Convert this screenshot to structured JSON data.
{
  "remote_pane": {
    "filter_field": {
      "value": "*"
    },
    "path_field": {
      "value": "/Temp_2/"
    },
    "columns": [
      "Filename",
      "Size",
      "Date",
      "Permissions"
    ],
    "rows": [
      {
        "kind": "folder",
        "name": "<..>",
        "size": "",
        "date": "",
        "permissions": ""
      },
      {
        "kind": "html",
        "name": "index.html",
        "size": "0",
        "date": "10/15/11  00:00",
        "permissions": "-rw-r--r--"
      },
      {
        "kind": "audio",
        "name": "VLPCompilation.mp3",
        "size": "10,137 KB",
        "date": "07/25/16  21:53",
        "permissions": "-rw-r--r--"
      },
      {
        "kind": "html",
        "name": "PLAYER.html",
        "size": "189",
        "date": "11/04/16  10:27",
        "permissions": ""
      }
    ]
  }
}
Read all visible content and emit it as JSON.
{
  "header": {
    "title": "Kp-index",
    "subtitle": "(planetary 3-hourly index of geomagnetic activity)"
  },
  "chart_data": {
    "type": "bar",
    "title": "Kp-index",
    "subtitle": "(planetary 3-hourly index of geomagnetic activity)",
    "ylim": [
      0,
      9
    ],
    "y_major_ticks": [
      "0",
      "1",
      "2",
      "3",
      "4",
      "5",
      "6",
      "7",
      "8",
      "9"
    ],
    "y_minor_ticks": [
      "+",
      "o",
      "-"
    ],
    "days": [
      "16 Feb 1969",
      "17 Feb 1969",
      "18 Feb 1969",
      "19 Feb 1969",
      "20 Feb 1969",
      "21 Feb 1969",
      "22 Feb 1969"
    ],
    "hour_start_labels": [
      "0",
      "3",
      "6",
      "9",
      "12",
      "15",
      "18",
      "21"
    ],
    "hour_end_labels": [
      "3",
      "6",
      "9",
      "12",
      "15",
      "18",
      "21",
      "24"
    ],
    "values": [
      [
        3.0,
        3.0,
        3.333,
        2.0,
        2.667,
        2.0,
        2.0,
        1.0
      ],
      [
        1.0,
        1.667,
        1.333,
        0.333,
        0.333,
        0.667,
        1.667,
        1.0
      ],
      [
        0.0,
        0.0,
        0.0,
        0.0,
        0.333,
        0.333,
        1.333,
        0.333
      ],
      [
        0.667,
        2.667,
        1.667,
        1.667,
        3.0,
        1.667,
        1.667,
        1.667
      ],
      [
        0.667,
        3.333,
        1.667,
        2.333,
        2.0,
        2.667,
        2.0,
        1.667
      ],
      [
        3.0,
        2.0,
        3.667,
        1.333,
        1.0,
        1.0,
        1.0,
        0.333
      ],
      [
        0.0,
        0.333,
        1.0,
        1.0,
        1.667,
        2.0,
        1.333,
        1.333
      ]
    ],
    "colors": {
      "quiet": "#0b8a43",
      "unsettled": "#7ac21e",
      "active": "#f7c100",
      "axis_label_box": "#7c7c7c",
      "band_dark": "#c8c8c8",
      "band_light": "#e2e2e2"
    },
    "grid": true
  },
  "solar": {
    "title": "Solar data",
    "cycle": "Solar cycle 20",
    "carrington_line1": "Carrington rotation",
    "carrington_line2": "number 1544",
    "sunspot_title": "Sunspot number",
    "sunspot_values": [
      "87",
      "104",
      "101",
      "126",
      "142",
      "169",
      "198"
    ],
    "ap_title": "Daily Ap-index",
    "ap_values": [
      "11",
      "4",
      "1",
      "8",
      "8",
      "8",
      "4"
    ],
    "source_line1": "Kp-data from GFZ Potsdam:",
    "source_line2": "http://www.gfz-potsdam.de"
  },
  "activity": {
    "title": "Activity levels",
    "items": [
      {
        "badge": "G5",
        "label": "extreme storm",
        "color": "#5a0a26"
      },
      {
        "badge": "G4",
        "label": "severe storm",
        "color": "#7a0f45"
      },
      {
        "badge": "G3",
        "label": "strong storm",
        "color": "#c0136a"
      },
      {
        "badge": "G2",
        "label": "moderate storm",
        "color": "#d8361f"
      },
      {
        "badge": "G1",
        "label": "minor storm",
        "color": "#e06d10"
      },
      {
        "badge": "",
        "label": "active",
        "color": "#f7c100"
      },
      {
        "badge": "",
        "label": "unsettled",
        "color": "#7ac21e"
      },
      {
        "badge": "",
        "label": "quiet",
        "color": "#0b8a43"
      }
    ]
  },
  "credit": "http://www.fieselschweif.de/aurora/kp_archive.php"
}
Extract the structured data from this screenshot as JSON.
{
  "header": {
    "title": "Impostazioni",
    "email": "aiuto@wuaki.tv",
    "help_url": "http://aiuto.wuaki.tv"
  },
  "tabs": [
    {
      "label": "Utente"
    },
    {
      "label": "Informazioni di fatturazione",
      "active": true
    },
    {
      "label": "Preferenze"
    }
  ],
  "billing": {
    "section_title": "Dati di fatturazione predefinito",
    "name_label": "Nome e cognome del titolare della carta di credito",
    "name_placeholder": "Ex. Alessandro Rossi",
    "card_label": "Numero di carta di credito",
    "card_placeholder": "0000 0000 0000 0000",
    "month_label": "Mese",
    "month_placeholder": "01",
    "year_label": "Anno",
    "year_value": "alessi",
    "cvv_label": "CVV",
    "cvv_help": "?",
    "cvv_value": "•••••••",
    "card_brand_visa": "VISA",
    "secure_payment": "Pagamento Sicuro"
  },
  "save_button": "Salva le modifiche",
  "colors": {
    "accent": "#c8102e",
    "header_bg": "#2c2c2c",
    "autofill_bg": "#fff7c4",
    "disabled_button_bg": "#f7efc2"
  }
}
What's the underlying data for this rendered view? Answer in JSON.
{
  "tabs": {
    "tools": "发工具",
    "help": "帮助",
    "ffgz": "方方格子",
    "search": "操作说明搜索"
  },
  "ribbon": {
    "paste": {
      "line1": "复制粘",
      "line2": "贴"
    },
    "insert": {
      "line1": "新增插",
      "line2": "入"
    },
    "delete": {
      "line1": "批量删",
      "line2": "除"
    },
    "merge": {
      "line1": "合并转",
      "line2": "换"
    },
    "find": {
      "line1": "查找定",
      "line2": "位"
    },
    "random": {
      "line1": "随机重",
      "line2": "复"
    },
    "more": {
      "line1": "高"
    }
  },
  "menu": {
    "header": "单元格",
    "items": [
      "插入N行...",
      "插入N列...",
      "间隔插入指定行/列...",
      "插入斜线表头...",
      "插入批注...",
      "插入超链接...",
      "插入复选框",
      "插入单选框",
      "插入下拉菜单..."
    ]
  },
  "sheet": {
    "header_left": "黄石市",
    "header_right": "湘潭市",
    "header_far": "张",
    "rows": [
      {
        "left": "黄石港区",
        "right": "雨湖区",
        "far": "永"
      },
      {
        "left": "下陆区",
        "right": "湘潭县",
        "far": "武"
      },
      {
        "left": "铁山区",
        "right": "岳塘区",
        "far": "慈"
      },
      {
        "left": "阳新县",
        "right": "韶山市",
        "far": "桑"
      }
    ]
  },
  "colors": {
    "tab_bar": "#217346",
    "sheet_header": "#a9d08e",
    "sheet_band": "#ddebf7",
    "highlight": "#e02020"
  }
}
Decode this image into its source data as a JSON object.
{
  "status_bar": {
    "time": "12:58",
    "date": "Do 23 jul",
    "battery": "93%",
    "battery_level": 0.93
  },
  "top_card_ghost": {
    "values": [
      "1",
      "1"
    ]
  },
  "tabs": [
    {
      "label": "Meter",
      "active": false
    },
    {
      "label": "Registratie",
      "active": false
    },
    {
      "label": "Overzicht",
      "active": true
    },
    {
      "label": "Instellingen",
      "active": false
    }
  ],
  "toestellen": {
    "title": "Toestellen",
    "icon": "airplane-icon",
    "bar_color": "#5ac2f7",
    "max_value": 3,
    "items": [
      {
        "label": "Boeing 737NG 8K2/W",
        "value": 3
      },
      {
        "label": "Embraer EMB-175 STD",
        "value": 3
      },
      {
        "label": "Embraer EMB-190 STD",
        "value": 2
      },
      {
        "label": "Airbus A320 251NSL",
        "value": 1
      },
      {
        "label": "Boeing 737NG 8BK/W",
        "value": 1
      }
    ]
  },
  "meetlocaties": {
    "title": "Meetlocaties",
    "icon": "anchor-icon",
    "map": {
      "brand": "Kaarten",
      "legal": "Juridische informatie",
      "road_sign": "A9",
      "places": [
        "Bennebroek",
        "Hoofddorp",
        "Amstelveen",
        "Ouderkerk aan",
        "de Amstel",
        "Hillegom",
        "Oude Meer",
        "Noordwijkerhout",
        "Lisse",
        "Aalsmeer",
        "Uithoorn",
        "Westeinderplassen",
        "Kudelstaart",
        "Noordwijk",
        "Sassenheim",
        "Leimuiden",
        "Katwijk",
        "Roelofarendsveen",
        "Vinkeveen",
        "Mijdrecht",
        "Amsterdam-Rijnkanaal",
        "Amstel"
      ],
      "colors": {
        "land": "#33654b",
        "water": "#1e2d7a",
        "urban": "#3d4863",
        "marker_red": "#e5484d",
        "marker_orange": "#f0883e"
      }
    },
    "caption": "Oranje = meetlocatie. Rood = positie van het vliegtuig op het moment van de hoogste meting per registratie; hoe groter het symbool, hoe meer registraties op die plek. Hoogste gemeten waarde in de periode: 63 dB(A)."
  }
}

□ □ □ □ □

**What to do**. Read through the data and copy every line where "kind" shows up.

**Exercise solution**.
        "kind": "folder",
        "kind": "html",
        "kind": "audio",
        "kind": "html",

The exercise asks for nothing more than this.